[START]

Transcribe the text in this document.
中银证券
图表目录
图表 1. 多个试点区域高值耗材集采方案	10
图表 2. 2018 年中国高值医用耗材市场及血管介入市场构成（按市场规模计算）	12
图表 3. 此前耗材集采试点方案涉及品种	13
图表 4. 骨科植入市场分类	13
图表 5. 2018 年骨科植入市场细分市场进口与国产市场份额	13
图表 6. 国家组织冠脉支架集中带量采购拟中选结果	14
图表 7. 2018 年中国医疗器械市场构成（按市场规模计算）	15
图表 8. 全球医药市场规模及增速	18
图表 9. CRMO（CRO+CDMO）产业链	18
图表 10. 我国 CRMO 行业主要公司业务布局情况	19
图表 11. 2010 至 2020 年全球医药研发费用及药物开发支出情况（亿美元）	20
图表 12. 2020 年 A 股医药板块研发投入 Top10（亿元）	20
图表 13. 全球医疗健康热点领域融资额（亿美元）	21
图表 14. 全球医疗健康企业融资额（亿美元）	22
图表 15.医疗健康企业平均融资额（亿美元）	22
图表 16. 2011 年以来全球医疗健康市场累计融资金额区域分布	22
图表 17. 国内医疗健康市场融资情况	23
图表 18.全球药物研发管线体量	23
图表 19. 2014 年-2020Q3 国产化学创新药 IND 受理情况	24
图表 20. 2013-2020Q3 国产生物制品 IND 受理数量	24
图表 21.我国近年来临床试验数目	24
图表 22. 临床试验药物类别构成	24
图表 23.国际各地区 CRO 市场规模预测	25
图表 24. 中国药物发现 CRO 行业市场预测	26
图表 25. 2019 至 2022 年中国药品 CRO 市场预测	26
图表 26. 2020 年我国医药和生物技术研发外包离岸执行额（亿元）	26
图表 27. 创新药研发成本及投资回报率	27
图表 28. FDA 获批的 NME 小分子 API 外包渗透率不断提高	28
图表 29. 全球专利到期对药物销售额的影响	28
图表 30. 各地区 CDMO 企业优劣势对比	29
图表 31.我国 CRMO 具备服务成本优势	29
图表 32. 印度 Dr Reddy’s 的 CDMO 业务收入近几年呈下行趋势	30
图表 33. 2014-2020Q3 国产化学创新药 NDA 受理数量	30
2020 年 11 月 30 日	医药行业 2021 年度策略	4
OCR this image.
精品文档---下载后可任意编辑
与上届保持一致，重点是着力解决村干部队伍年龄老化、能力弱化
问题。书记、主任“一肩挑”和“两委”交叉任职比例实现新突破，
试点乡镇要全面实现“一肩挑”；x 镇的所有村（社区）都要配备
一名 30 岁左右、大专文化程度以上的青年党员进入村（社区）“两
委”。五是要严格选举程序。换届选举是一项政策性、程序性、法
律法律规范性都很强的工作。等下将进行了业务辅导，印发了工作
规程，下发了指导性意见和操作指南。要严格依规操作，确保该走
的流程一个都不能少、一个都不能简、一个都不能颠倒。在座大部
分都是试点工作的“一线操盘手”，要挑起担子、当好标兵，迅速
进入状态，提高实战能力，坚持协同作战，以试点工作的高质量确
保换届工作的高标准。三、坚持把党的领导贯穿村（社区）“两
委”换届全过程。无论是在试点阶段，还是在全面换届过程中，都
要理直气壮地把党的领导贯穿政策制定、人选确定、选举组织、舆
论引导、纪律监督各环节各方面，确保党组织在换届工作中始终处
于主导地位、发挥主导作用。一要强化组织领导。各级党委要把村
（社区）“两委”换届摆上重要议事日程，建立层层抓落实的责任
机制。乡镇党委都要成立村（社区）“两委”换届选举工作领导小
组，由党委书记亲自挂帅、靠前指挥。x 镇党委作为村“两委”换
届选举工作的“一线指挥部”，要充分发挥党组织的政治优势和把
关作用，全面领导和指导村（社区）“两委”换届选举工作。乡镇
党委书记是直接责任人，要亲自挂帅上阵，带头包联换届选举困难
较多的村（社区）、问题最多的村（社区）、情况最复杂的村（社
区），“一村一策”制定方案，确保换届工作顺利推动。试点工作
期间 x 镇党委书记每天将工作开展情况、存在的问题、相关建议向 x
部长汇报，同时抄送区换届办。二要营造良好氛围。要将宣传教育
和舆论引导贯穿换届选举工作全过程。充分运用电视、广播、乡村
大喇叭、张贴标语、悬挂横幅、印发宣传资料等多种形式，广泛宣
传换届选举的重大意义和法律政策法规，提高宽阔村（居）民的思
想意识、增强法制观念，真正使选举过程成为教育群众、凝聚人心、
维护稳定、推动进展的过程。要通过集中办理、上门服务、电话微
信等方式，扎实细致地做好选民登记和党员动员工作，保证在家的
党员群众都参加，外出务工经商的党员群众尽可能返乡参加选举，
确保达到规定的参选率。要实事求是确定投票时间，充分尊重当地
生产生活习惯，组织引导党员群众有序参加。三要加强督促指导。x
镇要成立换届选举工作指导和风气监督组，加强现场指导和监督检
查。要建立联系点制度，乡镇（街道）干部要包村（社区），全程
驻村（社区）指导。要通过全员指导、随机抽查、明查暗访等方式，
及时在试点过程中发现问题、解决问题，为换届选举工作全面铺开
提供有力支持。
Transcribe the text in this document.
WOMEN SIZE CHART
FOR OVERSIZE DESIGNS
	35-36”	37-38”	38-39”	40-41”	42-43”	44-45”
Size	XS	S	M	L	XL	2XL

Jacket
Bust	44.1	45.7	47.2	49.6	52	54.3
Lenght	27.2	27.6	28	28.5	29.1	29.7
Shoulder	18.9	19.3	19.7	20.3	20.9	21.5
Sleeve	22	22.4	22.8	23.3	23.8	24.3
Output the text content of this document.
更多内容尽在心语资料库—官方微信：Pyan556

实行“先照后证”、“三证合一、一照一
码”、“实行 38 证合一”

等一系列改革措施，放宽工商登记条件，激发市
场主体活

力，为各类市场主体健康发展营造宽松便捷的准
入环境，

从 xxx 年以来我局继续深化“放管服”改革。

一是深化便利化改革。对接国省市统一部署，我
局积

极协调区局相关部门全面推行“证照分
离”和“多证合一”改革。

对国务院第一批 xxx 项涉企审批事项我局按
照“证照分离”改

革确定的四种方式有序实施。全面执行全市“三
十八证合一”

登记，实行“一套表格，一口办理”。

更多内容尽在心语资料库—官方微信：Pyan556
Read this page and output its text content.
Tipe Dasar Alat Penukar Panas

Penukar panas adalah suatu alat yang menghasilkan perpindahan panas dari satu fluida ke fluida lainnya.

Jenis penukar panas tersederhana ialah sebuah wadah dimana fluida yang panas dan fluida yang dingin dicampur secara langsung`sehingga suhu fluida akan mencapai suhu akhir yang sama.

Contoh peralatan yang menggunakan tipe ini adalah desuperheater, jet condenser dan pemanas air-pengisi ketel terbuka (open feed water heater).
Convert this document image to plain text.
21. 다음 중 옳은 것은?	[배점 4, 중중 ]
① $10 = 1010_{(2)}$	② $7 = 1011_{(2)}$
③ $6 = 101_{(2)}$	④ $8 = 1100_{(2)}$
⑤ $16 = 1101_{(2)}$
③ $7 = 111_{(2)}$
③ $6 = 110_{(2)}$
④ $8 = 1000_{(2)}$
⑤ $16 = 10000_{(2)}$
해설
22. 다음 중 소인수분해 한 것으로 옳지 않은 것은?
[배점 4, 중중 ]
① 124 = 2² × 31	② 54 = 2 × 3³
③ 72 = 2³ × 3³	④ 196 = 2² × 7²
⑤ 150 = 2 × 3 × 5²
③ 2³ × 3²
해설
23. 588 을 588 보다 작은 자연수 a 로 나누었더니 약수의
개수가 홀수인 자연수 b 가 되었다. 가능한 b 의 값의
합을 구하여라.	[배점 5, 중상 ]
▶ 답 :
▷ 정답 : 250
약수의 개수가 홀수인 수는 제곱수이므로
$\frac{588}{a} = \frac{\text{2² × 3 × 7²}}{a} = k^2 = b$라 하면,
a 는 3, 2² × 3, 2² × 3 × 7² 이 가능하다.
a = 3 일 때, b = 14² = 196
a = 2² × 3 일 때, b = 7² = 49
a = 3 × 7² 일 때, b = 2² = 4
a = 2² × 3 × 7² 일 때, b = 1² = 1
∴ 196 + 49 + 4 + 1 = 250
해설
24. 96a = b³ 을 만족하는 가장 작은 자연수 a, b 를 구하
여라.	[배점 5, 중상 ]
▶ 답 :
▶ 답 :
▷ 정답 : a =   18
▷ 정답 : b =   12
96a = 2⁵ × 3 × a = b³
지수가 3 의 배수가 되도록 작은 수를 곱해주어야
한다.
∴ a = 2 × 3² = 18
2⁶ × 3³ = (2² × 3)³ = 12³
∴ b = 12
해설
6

[END]

→ Problem: Gather and copy every line of the data in which the string "text" is found.

→ Full response:
Transcribe the text in this document.
Transcribe the text in this document.
Output the text content of this document.
Read this page and output its text content.
Convert this document image to plain text.
$\frac{588}{a} = \frac{\text{2² × 3 × 7²}}{a} = k^2 = b$라 하면,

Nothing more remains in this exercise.